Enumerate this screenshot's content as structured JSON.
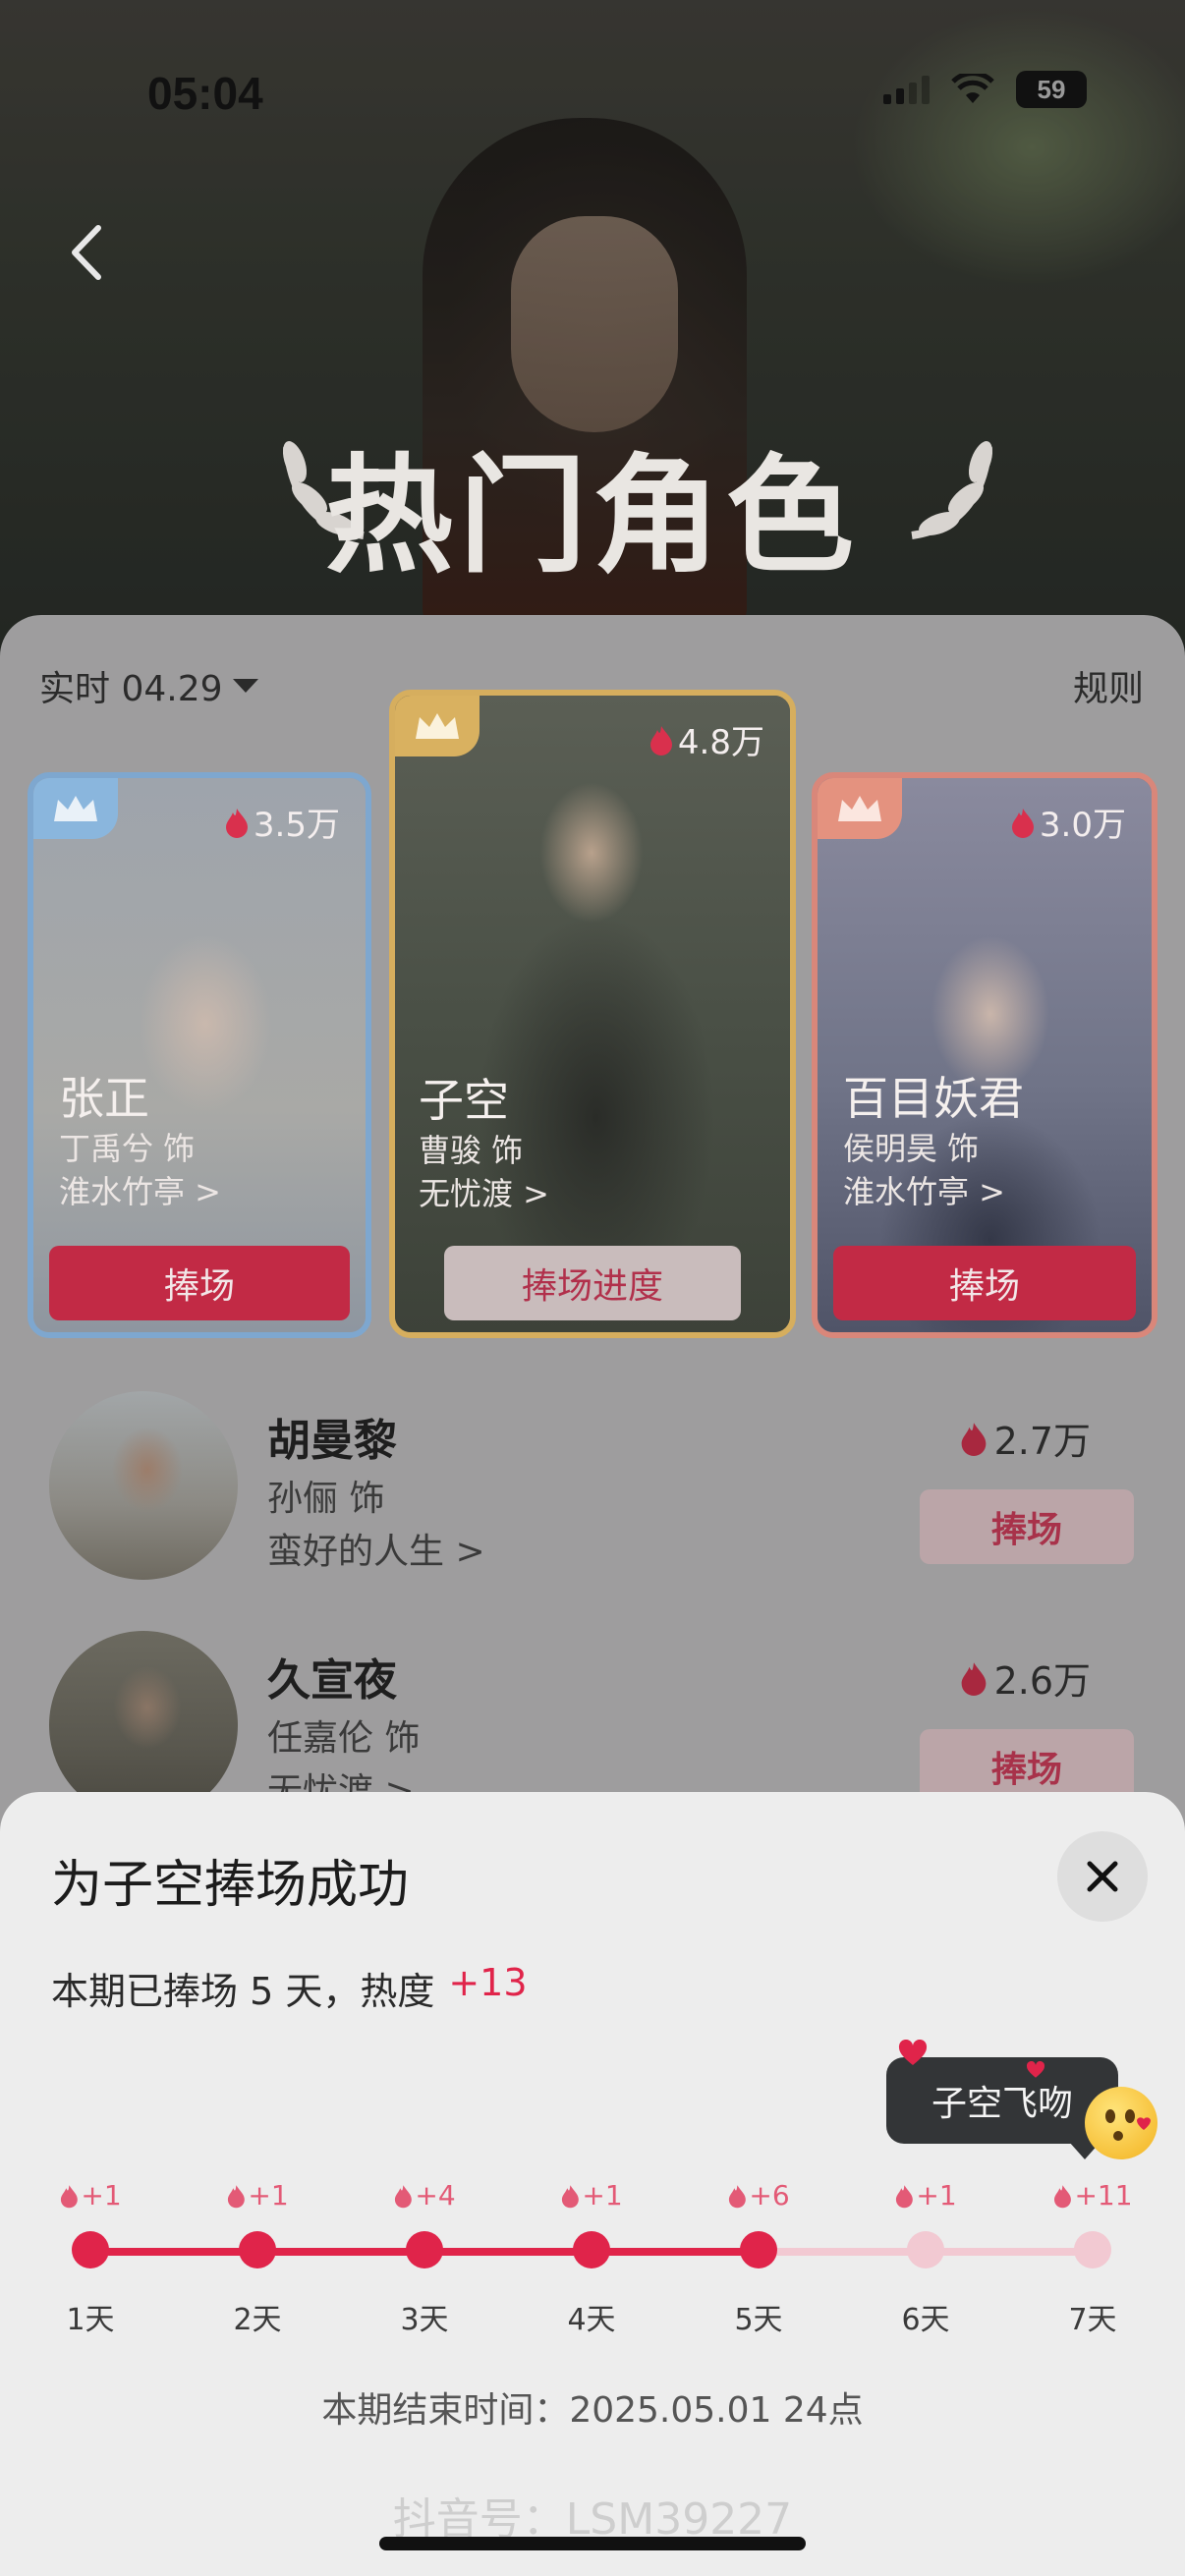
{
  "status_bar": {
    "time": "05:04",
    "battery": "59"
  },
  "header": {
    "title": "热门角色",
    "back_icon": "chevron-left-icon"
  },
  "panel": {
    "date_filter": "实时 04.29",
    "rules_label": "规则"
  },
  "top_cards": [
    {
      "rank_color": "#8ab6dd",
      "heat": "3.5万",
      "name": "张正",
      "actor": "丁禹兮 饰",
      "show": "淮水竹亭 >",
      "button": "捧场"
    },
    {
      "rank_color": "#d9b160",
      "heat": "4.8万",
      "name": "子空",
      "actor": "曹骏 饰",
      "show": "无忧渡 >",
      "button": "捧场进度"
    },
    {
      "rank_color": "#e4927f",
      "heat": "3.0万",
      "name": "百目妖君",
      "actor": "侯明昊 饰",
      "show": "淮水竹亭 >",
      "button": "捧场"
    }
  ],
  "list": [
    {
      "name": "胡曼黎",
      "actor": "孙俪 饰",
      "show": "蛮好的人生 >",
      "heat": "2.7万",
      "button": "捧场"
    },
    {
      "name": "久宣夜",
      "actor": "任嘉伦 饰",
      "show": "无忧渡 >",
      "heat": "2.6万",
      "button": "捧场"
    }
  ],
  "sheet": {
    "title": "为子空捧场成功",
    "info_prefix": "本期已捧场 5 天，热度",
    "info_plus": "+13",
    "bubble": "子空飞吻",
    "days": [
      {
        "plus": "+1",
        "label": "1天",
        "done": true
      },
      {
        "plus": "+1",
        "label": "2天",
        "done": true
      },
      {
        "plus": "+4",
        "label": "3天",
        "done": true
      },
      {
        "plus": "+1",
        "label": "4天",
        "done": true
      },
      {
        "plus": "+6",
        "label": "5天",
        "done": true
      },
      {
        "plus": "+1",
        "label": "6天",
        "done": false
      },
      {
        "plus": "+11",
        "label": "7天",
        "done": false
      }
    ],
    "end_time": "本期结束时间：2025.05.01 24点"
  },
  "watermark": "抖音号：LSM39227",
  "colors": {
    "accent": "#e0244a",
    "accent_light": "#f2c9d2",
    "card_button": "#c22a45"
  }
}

········

*REQUIRED TASK*: Copy every line that includes the string "name" from the material above.

*RESPONSE FOR THIS EXERCISE*:
      "name": "张正",
      "name": "子空",
      "name": "百目妖君",
      "name": "胡曼黎",
      "name": "久宣夜",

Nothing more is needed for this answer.